[Recorded data start]

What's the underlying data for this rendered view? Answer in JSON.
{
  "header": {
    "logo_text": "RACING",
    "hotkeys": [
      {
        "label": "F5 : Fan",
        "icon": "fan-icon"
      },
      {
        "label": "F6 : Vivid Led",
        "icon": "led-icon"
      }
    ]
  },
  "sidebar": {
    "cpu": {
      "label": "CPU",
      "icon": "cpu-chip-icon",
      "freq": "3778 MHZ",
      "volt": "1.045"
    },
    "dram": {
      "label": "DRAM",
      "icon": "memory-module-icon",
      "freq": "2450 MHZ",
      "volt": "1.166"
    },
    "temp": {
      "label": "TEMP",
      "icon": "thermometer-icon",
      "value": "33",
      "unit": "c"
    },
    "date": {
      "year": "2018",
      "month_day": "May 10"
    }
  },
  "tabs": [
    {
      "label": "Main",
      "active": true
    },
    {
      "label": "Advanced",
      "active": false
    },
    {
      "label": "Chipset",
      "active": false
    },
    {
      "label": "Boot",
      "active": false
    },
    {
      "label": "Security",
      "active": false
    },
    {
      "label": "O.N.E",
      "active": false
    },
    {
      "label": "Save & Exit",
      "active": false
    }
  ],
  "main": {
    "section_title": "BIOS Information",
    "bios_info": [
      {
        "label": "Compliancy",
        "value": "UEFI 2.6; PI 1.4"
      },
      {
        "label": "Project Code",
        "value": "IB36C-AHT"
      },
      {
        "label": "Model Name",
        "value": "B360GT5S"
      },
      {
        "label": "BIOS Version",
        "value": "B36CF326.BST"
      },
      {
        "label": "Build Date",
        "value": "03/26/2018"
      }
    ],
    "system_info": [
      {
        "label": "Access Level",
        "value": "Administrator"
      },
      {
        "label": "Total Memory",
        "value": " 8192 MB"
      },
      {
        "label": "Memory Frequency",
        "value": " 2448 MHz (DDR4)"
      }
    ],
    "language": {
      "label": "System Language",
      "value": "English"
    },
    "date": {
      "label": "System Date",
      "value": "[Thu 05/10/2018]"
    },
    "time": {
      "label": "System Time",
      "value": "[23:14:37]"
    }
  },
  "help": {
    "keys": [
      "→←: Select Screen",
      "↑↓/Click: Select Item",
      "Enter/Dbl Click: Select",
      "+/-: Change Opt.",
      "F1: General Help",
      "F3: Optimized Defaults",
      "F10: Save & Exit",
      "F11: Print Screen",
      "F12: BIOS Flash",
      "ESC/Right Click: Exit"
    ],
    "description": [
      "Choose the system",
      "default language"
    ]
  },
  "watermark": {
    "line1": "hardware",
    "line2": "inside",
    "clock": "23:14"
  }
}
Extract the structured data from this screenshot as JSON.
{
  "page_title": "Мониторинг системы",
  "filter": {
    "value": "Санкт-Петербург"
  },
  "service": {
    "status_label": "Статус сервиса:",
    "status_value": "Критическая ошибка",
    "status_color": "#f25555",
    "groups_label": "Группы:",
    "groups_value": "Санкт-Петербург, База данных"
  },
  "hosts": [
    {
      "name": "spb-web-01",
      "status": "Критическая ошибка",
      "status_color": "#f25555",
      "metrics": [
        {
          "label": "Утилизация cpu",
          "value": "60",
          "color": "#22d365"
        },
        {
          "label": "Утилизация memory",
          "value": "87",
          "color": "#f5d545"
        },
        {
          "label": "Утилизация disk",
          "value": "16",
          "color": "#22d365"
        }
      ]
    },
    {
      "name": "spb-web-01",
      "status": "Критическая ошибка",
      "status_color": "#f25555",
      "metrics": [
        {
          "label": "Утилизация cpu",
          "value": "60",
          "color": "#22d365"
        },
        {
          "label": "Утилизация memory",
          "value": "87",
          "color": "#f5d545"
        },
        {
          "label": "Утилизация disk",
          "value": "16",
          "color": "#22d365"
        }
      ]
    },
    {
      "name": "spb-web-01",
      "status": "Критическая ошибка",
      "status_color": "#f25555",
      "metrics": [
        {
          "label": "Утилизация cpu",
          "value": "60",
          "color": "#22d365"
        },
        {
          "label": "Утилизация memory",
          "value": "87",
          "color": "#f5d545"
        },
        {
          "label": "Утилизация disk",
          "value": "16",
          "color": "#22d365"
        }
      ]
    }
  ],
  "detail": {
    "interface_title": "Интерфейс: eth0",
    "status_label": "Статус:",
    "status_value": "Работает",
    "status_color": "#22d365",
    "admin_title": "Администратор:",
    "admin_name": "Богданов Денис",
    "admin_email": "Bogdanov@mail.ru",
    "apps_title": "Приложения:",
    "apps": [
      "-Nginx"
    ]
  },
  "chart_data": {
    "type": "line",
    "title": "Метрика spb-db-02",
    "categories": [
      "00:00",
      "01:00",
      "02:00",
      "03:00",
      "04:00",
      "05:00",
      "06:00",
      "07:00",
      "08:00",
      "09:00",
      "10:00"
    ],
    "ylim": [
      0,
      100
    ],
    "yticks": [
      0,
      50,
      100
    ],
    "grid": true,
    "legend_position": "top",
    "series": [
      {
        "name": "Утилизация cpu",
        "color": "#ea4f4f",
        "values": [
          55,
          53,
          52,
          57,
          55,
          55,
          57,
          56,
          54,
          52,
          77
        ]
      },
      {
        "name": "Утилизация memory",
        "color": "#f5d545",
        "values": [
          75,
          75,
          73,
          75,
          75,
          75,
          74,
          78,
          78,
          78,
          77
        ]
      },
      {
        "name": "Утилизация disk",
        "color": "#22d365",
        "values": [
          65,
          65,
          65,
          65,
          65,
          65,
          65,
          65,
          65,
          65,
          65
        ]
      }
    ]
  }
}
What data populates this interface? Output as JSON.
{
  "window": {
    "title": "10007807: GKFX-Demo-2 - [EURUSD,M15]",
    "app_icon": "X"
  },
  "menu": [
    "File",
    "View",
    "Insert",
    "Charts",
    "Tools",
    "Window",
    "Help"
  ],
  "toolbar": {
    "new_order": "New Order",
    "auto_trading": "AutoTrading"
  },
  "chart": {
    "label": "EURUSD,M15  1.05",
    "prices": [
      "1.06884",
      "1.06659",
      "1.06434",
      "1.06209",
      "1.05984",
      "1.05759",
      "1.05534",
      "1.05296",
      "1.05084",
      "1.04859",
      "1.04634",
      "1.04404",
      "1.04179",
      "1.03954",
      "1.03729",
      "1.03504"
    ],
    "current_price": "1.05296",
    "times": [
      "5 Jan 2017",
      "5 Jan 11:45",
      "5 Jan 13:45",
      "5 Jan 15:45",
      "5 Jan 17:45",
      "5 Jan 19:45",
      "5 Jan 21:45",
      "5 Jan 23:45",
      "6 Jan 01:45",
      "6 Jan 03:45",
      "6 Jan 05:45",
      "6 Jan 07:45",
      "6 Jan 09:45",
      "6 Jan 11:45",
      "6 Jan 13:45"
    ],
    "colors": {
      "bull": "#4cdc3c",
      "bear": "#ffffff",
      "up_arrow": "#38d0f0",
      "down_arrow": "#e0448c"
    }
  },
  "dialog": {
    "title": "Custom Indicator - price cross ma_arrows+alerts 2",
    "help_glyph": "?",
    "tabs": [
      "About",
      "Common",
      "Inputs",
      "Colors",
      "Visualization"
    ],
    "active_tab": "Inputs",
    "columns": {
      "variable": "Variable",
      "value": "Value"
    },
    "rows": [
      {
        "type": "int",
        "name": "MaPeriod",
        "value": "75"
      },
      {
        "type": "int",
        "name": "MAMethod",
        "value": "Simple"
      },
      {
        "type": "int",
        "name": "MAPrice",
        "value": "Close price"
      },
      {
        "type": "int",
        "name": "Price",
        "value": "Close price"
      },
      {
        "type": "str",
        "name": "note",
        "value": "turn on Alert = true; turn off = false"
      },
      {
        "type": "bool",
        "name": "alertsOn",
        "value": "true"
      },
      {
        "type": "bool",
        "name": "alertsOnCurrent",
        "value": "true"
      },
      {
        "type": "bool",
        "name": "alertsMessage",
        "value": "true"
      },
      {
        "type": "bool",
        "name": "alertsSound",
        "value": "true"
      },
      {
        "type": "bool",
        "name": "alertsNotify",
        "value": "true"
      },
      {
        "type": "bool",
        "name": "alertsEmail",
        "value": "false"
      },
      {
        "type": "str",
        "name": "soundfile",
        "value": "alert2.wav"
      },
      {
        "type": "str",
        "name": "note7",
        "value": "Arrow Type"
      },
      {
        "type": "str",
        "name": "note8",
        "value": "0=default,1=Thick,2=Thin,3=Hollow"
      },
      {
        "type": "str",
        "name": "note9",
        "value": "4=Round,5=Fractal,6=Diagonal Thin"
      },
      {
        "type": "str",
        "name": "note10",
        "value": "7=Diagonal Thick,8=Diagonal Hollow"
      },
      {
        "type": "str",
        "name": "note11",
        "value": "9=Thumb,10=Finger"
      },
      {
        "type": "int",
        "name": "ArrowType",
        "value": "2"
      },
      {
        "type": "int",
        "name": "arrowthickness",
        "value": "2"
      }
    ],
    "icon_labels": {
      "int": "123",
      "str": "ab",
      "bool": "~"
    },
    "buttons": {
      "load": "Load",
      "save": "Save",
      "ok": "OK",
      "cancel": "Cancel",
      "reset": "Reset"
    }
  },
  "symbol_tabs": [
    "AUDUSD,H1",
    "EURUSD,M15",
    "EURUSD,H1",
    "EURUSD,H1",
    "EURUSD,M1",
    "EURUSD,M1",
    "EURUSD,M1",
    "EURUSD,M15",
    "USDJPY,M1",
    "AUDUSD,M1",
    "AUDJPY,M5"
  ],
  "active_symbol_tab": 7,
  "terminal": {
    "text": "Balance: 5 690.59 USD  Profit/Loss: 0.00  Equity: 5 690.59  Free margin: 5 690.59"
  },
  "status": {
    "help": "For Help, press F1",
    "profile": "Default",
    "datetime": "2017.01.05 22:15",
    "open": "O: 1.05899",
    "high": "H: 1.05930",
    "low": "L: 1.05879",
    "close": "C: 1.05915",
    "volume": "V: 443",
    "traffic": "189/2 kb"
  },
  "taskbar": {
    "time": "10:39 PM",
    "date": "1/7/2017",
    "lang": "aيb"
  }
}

[Recorded data end]

Copy down every line of the entries containing the word "Diagonal".

        "value": "4=Round,5=Fractal,6=Diagonal Thin"
        "value": "7=Diagonal Thick,8=Diagonal Hollow"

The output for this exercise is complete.